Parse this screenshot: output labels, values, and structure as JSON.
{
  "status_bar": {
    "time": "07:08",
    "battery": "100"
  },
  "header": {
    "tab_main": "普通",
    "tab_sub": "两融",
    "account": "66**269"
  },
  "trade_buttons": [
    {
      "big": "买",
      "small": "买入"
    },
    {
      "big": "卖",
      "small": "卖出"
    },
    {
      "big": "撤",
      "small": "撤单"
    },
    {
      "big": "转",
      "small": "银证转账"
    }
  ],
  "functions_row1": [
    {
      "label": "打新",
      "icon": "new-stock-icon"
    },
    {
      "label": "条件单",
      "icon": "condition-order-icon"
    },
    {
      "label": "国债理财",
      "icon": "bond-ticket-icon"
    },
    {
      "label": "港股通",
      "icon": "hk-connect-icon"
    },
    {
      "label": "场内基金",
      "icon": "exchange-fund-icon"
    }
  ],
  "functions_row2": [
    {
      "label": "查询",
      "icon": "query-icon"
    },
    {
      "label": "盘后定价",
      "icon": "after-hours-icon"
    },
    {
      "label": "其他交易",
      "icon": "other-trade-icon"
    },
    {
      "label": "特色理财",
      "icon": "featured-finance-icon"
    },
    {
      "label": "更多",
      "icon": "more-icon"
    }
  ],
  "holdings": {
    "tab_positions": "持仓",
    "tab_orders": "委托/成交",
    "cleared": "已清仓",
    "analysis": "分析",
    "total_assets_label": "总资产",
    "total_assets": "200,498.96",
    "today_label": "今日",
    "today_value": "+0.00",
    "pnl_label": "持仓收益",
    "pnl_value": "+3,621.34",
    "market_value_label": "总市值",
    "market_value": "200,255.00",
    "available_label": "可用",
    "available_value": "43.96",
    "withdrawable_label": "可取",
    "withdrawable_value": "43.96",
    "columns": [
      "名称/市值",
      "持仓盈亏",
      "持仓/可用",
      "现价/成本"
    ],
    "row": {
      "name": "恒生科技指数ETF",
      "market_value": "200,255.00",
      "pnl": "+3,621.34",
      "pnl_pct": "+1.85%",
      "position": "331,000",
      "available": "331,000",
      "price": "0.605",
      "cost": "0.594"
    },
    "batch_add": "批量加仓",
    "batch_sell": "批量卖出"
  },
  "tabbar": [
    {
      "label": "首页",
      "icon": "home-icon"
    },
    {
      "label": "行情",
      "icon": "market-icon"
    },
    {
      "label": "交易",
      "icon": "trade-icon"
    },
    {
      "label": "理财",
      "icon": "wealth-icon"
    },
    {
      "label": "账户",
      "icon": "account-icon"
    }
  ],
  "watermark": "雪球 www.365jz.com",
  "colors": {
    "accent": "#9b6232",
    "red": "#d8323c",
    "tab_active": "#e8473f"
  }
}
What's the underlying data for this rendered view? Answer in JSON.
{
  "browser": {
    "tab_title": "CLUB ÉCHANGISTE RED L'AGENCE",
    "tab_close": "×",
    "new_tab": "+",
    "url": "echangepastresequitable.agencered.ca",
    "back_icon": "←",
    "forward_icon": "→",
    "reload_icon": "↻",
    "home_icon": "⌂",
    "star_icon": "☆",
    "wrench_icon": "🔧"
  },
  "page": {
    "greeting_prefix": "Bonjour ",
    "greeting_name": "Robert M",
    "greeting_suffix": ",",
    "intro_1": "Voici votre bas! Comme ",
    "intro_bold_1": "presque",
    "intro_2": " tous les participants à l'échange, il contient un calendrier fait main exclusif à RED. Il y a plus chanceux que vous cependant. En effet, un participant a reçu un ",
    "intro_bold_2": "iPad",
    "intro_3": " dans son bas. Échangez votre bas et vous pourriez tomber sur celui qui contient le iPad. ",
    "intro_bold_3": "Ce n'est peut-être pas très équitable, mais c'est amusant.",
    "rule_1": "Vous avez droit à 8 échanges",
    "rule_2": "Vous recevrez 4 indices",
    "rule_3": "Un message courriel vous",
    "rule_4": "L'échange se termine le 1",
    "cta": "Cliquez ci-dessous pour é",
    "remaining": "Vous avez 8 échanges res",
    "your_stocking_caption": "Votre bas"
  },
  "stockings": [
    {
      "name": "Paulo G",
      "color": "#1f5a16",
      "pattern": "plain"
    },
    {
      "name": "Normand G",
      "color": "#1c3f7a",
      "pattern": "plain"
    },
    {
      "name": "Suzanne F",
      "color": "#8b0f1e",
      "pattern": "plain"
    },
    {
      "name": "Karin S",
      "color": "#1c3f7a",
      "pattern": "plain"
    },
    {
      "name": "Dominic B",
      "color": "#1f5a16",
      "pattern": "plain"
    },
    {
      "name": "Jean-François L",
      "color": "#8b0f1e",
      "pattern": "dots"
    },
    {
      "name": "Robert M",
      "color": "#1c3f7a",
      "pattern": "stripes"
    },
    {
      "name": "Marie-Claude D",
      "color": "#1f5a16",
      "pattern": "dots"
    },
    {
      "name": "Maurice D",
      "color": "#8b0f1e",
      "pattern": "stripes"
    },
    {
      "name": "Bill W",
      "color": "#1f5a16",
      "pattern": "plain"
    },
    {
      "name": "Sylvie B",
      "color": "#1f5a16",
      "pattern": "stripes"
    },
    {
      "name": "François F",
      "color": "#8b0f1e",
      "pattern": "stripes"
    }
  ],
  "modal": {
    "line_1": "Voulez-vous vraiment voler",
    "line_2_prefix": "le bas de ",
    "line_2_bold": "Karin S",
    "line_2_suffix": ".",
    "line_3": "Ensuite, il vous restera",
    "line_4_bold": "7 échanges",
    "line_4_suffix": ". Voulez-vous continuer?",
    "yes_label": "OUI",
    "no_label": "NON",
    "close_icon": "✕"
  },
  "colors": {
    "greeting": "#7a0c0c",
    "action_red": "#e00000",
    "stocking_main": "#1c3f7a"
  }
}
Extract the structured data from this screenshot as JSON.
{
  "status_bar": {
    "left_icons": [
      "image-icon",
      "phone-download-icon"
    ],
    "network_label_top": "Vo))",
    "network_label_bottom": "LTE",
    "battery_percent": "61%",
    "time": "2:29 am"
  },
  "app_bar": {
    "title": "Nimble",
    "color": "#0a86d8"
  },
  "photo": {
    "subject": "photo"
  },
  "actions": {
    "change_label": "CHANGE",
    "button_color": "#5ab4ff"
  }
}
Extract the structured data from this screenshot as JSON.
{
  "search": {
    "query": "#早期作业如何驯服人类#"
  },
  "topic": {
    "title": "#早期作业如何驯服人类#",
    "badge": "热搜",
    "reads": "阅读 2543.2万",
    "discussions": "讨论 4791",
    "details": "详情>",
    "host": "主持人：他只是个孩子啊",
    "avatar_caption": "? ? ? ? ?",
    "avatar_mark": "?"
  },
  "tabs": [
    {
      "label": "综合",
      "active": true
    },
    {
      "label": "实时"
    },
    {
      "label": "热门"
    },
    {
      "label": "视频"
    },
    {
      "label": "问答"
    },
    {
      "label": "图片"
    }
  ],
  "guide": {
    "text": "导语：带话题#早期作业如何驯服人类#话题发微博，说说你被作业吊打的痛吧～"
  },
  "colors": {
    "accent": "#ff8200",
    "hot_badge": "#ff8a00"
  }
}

**Set problem:** Check each line above for the word "Voulez" and give the number of lines that have it, nothing else.

**Task result:** 2